━━━ Task input

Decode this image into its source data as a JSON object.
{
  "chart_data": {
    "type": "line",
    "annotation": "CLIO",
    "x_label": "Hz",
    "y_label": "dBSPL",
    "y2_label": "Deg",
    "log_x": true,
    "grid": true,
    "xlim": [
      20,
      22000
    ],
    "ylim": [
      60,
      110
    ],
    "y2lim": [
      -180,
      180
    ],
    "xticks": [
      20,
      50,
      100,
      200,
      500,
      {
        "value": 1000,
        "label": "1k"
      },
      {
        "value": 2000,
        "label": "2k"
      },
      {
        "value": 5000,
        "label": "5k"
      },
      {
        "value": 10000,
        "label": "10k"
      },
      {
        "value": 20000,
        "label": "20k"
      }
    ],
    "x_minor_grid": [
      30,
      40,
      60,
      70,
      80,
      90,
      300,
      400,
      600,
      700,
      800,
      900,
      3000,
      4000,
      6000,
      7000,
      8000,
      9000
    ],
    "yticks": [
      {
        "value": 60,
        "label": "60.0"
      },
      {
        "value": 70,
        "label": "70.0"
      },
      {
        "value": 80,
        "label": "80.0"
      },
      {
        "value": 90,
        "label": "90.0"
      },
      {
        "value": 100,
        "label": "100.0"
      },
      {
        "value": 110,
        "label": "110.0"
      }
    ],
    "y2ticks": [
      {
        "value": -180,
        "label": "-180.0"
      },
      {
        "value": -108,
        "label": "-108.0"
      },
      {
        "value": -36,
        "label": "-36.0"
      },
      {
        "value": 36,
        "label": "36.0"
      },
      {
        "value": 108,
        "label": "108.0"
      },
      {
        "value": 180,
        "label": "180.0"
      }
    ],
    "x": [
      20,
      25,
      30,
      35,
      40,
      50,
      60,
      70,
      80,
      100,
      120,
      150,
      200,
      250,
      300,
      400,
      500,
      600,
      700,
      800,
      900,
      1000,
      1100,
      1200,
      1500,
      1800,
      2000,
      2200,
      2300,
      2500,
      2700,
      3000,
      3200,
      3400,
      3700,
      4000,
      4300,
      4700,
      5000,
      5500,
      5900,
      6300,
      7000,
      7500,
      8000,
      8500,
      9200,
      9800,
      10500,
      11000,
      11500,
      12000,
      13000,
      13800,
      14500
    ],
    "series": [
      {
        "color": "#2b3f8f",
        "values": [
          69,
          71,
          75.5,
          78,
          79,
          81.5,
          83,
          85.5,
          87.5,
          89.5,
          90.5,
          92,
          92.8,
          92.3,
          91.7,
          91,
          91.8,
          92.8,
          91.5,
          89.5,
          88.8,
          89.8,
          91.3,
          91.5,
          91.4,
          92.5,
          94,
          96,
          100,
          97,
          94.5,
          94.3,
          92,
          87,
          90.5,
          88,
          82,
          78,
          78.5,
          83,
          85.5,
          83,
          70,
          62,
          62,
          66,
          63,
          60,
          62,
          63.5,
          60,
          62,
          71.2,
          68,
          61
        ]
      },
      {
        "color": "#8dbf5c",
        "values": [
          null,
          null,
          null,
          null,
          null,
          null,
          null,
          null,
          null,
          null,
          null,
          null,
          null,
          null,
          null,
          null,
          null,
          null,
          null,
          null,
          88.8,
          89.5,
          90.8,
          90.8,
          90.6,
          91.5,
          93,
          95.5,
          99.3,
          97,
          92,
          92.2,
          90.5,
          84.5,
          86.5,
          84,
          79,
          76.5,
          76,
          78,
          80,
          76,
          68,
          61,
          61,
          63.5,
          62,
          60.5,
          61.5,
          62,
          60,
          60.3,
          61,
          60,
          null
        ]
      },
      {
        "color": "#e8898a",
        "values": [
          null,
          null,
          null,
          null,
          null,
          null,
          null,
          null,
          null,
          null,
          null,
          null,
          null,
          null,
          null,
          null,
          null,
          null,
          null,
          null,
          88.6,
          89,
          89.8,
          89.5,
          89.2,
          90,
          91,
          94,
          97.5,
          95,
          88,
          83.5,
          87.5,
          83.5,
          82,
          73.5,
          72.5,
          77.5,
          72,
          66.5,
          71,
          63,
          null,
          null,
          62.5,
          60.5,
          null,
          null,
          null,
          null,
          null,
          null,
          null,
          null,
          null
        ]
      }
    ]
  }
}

━━━━━━

» Task details
Extract the complete data, matching each line exactly.

» Task answer
Decode this image into its source data as a JSON object.
{
  "chart_data": {
    "type": "line",
    "annotation": "CLIO",
    "x_label": "Hz",
    "y_label": "dBSPL",
    "y2_label": "Deg",
    "log_x": true,
    "grid": true,
    "xlim": [
      20,
      22000
    ],
    "ylim": [
      60,
      110
    ],
    "y2lim": [
      -180,
      180
    ],
    "xticks": [
      20,
      50,
      100,
      200,
      500,
      {
        "value": 1000,
        "label": "1k"
      },
      {
        "value": 2000,
        "label": "2k"
      },
      {
        "value": 5000,
        "label": "5k"
      },
      {
        "value": 10000,
        "label": "10k"
      },
      {
        "value": 20000,
        "label": "20k"
      }
    ],
    "x_minor_grid": [
      30,
      40,
      60,
      70,
      80,
      90,
      300,
      400,
      600,
      700,
      800,
      900,
      3000,
      4000,
      6000,
      7000,
      8000,
      9000
    ],
    "yticks": [
      {
        "value": 60,
        "label": "60.0"
      },
      {
        "value": 70,
        "label": "70.0"
      },
      {
        "value": 80,
        "label": "80.0"
      },
      {
        "value": 90,
        "label": "90.0"
      },
      {
        "value": 100,
        "label": "100.0"
      },
      {
        "value": 110,
        "label": "110.0"
      }
    ],
    "y2ticks": [
      {
        "value": -180,
        "label": "-180.0"
      },
      {
        "value": -108,
        "label": "-108.0"
      },
      {
        "value": -36,
        "label": "-36.0"
      },
      {
        "value": 36,
        "label": "36.0"
      },
      {
        "value": 108,
        "label": "108.0"
      },
      {
        "value": 180,
        "label": "180.0"
      }
    ],
    "x": [
      20,
      25,
      30,
      35,
      40,
      50,
      60,
      70,
      80,
      100,
      120,
      150,
      200,
      250,
      300,
      400,
      500,
      600,
      700,
      800,
      900,
      1000,
      1100,
      1200,
      1500,
      1800,
      2000,
      2200,
      2300,
      2500,
      2700,
      3000,
      3200,
      3400,
      3700,
      4000,
      4300,
      4700,
      5000,
      5500,
      5900,
      6300,
      7000,
      7500,
      8000,
      8500,
      9200,
      9800,
      10500,
      11000,
      11500,
      12000,
      13000,
      13800,
      14500
    ],
    "series": [
      {
        "color": "#2b3f8f",
        "values": [
          69,
          71,
          75.5,
          78,
          79,
          81.5,
          83,
          85.5,
          87.5,
          89.5,
          90.5,
          92,
          92.8,
          92.3,
          91.7,
          91,
          91.8,
          92.8,
          91.5,
          89.5,
          88.8,
          89.8,
          91.3,
          91.5,
          91.4,
          92.5,
          94,
          96,
          100,
          97,
          94.5,
          94.3,
          92,
          87,
          90.5,
          88,
          82,
          78,
          78.5,
          83,
          85.5,
          83,
          70,
          62,
          62,
          66,
          63,
          60,
          62,
          63.5,
          60,
          62,
          71.2,
          68,
          61
        ]
      },
      {
        "color": "#8dbf5c",
        "values": [
          null,
          null,
          null,
          null,
          null,
          null,
          null,
          null,
          null,
          null,
          null,
          null,
          null,
          null,
          null,
          null,
          null,
          null,
          null,
          null,
          88.8,
          89.5,
          90.8,
          90.8,
          90.6,
          91.5,
          93,
          95.5,
          99.3,
          97,
          92,
          92.2,
          90.5,
          84.5,
          86.5,
          84,
          79,
          76.5,
          76,
          78,
          80,
          76,
          68,
          61,
          61,
          63.5,
          62,
          60.5,
          61.5,
          62,
          60,
          60.3,
          61,
          60,
          null
        ]
      },
      {
        "color": "#e8898a",
        "values": [
          null,
          null,
          null,
          null,
          null,
          null,
          null,
          null,
          null,
          null,
          null,
          null,
          null,
          null,
          null,
          null,
          null,
          null,
          null,
          null,
          88.6,
          89,
          89.8,
          89.5,
          89.2,
          90,
          91,
          94,
          97.5,
          95,
          88,
          83.5,
          87.5,
          83.5,
          82,
          73.5,
          72.5,
          77.5,
          72,
          66.5,
          71,
          63,
          null,
          null,
          62.5,
          60.5,
          null,
          null,
          null,
          null,
          null,
          null,
          null,
          null,
          null
        ]
      }
    ]
  }
}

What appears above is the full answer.